*INSTRUCTIONS TO FOLLOW:* Work out how many lines of the records hold the string "name", and reply with that number alone.
>> Start RECORD EXTRACTS
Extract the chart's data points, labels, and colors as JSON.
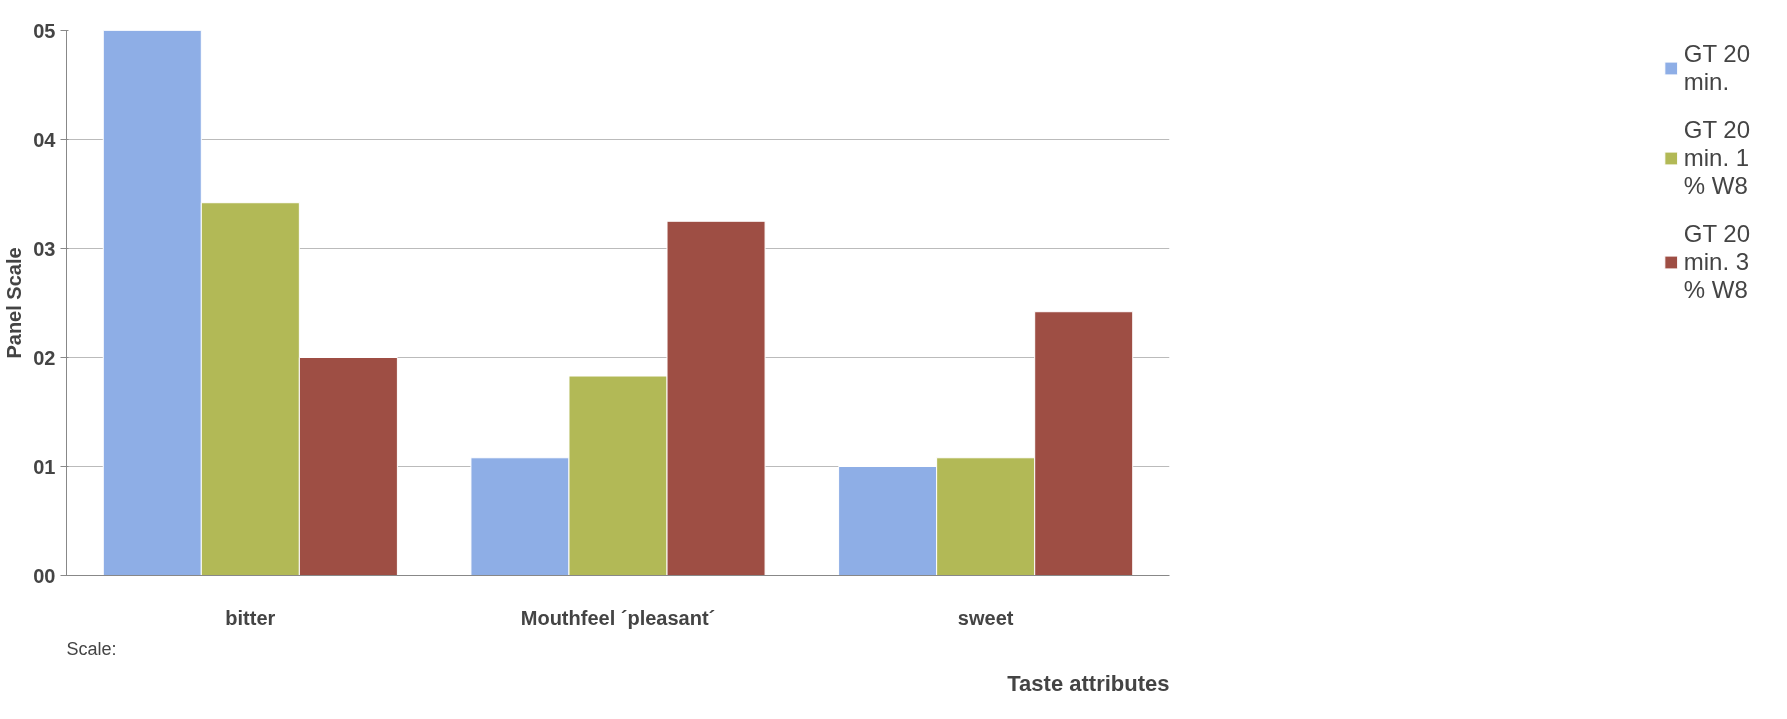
{
  "chart_data": {
    "type": "bar",
    "ylabel": "Panel Scale",
    "xlabel": "Taste attributes",
    "categories": [
      "bitter",
      "Mouthfeel ´pleasant´",
      "sweet"
    ],
    "series": [
      {
        "name": "GT 20 min.",
        "color": "#8eaee6",
        "values": [
          5.0,
          1.08,
          1.0
        ]
      },
      {
        "name": "GT 20 min. 1 % W8",
        "color": "#b2b956",
        "values": [
          3.42,
          1.83,
          1.08
        ]
      },
      {
        "name": "GT 20 min. 3 % W8",
        "color": "#9e4e44",
        "values": [
          2.0,
          3.25,
          2.42
        ]
      }
    ],
    "ylim": [
      0,
      5
    ],
    "yticks": [
      {
        "value": 0,
        "label": "00"
      },
      {
        "value": 1,
        "label": "01"
      },
      {
        "value": 2,
        "label": "02"
      },
      {
        "value": 3,
        "label": "03"
      },
      {
        "value": 4,
        "label": "04"
      },
      {
        "value": 5,
        "label": "05"
      }
    ],
    "grid": "y",
    "legend": "right",
    "annotations": [
      "Scale:"
    ]
  }
}
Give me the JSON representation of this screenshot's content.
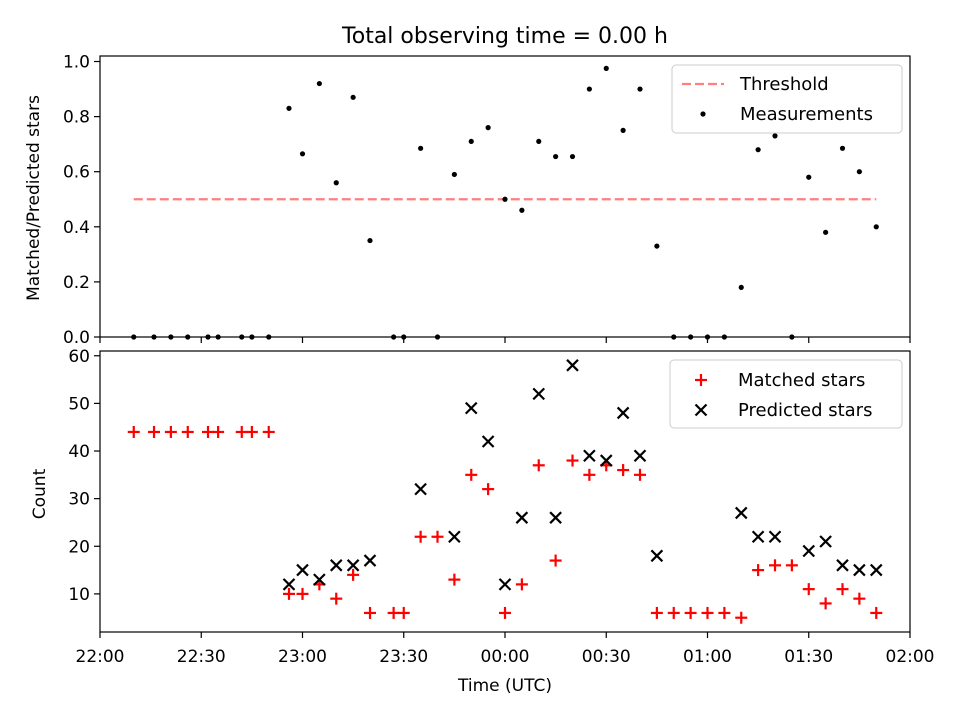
>> End RECORD EXTRACTS
*EXERCISE OUTPUT:* 3